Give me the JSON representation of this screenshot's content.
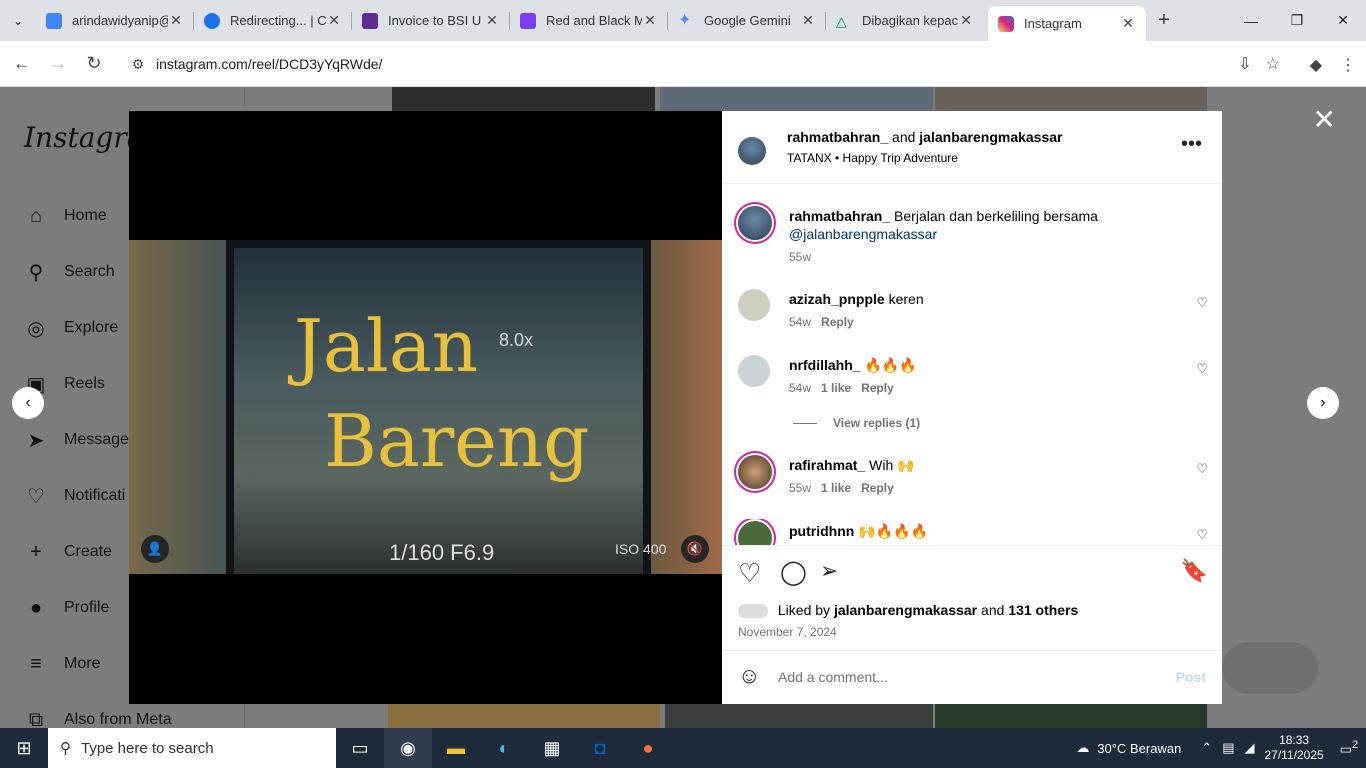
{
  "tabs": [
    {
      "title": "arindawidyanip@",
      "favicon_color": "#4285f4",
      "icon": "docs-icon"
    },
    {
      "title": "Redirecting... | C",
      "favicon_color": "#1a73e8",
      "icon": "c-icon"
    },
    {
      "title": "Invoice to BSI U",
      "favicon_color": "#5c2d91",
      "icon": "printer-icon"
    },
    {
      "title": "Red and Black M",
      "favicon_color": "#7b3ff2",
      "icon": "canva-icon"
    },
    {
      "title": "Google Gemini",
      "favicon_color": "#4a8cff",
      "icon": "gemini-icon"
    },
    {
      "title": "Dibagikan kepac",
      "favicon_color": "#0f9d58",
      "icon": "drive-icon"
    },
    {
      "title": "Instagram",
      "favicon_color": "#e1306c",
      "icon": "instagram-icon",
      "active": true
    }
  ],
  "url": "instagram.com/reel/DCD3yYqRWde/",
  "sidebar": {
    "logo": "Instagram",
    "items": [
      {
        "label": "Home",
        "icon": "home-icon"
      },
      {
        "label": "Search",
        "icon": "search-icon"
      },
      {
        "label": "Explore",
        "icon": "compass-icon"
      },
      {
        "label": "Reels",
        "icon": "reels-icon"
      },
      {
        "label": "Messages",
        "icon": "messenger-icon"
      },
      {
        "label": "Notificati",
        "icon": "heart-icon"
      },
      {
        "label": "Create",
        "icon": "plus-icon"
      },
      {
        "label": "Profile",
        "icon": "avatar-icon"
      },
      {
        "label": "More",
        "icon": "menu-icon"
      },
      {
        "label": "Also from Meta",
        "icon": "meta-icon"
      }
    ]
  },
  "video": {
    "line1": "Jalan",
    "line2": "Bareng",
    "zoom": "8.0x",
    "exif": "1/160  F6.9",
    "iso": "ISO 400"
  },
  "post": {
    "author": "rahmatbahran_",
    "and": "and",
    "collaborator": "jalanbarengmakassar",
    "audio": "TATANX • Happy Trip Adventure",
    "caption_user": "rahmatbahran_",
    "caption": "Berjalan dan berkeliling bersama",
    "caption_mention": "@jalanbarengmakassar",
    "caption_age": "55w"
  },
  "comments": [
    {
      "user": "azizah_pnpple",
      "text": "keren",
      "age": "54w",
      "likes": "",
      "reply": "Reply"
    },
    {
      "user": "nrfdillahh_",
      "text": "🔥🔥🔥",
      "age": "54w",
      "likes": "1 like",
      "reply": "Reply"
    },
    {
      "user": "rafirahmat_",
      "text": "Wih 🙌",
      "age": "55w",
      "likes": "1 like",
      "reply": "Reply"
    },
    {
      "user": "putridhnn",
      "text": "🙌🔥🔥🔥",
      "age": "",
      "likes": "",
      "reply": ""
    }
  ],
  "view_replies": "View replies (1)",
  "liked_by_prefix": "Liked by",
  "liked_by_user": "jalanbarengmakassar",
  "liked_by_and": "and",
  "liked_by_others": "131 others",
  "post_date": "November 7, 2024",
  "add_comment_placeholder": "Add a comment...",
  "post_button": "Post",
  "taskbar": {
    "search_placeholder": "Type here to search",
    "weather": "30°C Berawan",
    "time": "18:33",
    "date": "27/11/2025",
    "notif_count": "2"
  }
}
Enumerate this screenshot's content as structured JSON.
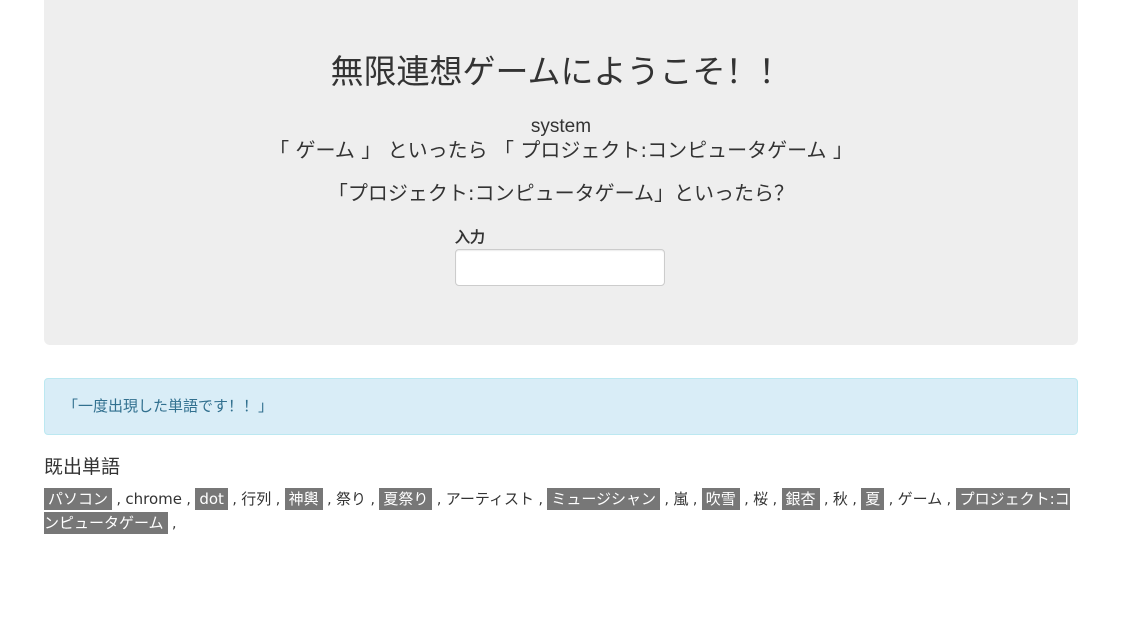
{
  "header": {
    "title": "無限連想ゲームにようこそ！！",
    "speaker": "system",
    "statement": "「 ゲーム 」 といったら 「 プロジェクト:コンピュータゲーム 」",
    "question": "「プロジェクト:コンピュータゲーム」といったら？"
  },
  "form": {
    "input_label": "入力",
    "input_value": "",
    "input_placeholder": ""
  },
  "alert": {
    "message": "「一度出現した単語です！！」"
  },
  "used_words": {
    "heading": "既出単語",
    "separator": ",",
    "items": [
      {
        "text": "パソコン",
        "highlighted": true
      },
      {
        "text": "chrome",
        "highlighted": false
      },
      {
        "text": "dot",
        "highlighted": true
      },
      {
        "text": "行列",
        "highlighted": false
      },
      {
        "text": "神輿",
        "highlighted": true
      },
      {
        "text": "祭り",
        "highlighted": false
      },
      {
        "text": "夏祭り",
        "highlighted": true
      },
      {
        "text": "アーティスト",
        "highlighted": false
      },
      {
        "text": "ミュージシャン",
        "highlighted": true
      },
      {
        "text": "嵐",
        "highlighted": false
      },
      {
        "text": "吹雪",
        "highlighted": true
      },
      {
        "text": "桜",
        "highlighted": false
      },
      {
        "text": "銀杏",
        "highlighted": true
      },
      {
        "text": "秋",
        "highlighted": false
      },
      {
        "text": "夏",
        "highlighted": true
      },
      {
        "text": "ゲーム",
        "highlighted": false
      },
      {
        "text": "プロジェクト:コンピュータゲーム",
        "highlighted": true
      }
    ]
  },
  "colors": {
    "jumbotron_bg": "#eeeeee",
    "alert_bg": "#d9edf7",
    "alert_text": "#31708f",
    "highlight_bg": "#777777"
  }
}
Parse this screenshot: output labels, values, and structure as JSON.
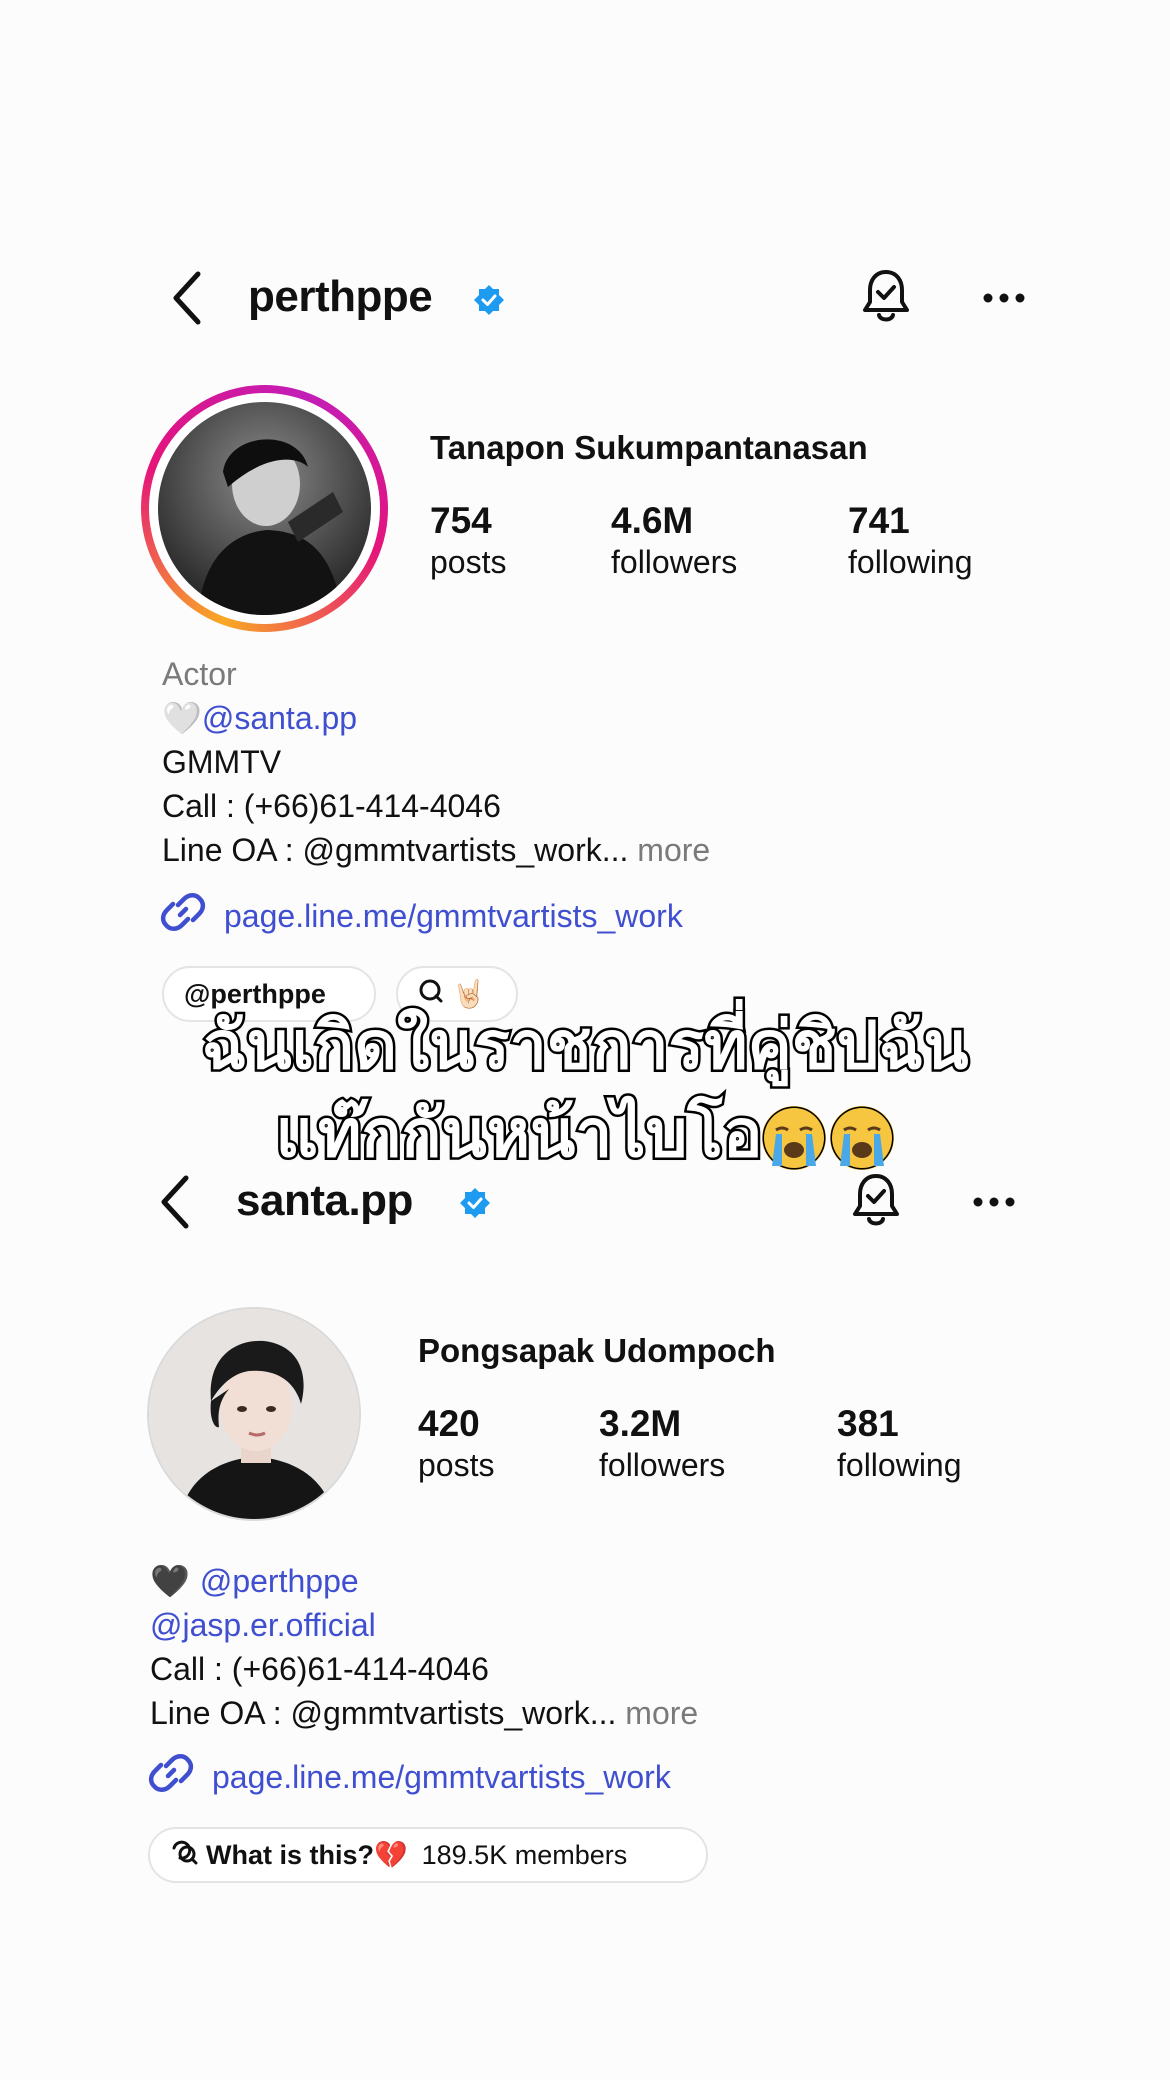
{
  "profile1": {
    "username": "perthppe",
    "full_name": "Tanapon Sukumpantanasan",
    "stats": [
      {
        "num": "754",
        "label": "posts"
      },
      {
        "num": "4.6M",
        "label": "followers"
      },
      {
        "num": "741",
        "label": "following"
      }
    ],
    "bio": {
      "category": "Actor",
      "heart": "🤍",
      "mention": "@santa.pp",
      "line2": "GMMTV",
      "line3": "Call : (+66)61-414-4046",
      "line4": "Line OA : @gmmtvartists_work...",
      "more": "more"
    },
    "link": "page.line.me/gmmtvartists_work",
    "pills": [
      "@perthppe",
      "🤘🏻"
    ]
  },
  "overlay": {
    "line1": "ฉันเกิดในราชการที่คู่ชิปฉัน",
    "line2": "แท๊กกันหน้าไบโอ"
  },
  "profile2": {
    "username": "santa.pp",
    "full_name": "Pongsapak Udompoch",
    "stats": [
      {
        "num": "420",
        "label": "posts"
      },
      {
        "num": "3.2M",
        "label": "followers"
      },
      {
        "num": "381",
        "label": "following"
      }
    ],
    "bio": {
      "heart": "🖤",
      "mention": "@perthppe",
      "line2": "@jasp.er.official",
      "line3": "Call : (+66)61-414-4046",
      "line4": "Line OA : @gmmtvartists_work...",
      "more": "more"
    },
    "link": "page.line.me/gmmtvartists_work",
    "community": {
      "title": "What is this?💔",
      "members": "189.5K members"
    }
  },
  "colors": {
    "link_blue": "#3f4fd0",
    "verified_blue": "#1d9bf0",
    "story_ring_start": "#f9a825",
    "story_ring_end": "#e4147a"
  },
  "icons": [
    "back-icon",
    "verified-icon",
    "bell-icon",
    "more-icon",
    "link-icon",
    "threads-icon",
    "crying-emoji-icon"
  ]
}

Required work: Find the string "コンピュータゲーム" in the entries above and return each line that holds it.

Result of the exercise:
    "statement": "「 ゲーム 」 といったら 「 プロジェクト:コンピュータゲーム 」",
    "question": "「プロジェクト:コンピュータゲーム」といったら？"
        "text": "プロジェクト:コンピュータゲーム",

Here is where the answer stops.